◆ **Task goal**
Reproduce each of the following lines character for character, and leave the picture out of your answer.

◆ **Records provided**
_ _ _ _ _ _ _

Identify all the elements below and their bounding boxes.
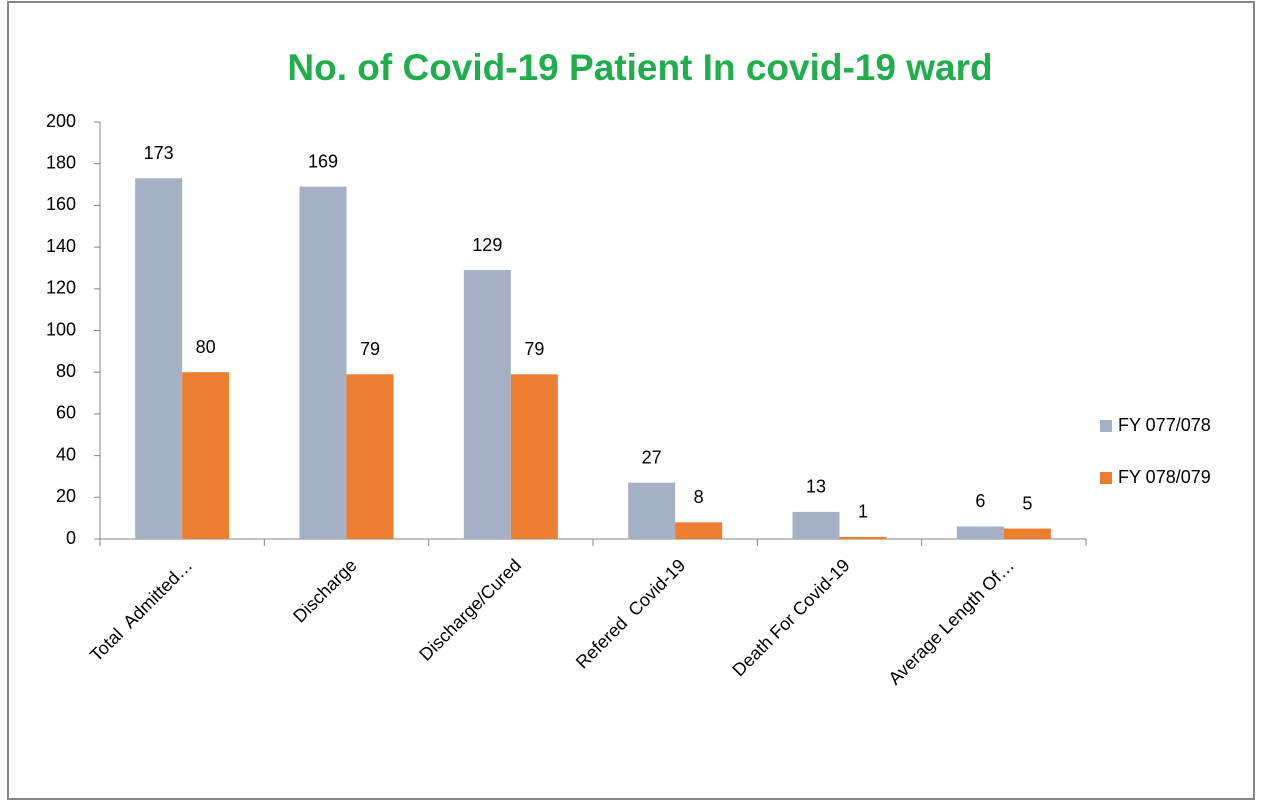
y-tick-label: 160 [46, 194, 76, 214]
bar [675, 522, 723, 539]
value-label: 79 [360, 339, 380, 359]
value-label: 80 [196, 337, 216, 357]
bar [628, 482, 676, 539]
bar [299, 186, 347, 539]
value-label: 129 [472, 235, 502, 255]
value-label: 169 [308, 151, 338, 171]
value-label: 27 [642, 447, 662, 467]
value-label: 173 [144, 143, 174, 163]
bar [1003, 528, 1051, 539]
chart-title: No. of Covid-19 Patient In covid-19 ward [287, 47, 992, 88]
bar [839, 536, 887, 539]
legend-swatch [1100, 420, 1112, 432]
y-tick-label: 120 [46, 278, 76, 298]
y-tick-label: 20 [56, 486, 76, 506]
value-label: 5 [1022, 493, 1032, 513]
bar [510, 374, 558, 539]
value-label: 6 [975, 491, 985, 511]
y-tick-label: 180 [46, 152, 76, 172]
value-label: 13 [806, 477, 826, 497]
legend-swatch [1100, 472, 1112, 484]
value-label: 8 [694, 487, 704, 507]
y-tick-label: 0 [66, 528, 76, 548]
bar [346, 374, 394, 539]
y-tick-label: 40 [56, 444, 76, 464]
bar [135, 178, 183, 540]
y-tick-label: 80 [56, 361, 76, 381]
legend-label: FY 078/079 [1118, 467, 1211, 487]
y-tick-label: 140 [46, 236, 76, 256]
y-tick-label: 100 [46, 319, 76, 339]
bar [182, 372, 230, 539]
bar [956, 526, 1004, 539]
value-label: 79 [524, 339, 544, 359]
value-label: 1 [858, 502, 868, 522]
bar [792, 511, 840, 539]
legend-label: FY 077/078 [1118, 415, 1211, 435]
y-tick-label: 200 [46, 111, 76, 131]
y-tick-label: 60 [56, 403, 76, 423]
bar [463, 270, 511, 539]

_ _ _ _ _ _ _

◆ **Task result**
Identify all the elements below and their bounding boxes.
y-tick-label: 160 [46, 194, 76, 214]
bar [675, 522, 723, 539]
value-label: 79 [360, 339, 380, 359]
value-label: 80 [196, 337, 216, 357]
bar [628, 482, 676, 539]
bar [299, 186, 347, 539]
value-label: 129 [472, 235, 502, 255]
value-label: 169 [308, 151, 338, 171]
value-label: 27 [642, 447, 662, 467]
value-label: 173 [144, 143, 174, 163]
bar [1003, 528, 1051, 539]
chart-title: No. of Covid-19 Patient In covid-19 ward [287, 47, 992, 88]
bar [839, 536, 887, 539]
legend-swatch [1100, 420, 1112, 432]
y-tick-label: 120 [46, 278, 76, 298]
y-tick-label: 20 [56, 486, 76, 506]
value-label: 5 [1022, 493, 1032, 513]
bar [510, 374, 558, 539]
value-label: 6 [975, 491, 985, 511]
y-tick-label: 180 [46, 152, 76, 172]
value-label: 13 [806, 477, 826, 497]
legend-swatch [1100, 472, 1112, 484]
value-label: 8 [694, 487, 704, 507]
y-tick-label: 0 [66, 528, 76, 548]
bar [346, 374, 394, 539]
y-tick-label: 40 [56, 444, 76, 464]
bar [135, 178, 183, 540]
y-tick-label: 80 [56, 361, 76, 381]
legend-label: FY 078/079 [1118, 467, 1211, 487]
y-tick-label: 140 [46, 236, 76, 256]
y-tick-label: 100 [46, 319, 76, 339]
bar [182, 372, 230, 539]
bar [956, 526, 1004, 539]
value-label: 79 [524, 339, 544, 359]
value-label: 1 [858, 502, 868, 522]
bar [792, 511, 840, 539]
legend-label: FY 077/078 [1118, 415, 1211, 435]
y-tick-label: 200 [46, 111, 76, 131]
y-tick-label: 60 [56, 403, 76, 423]
bar [463, 270, 511, 539]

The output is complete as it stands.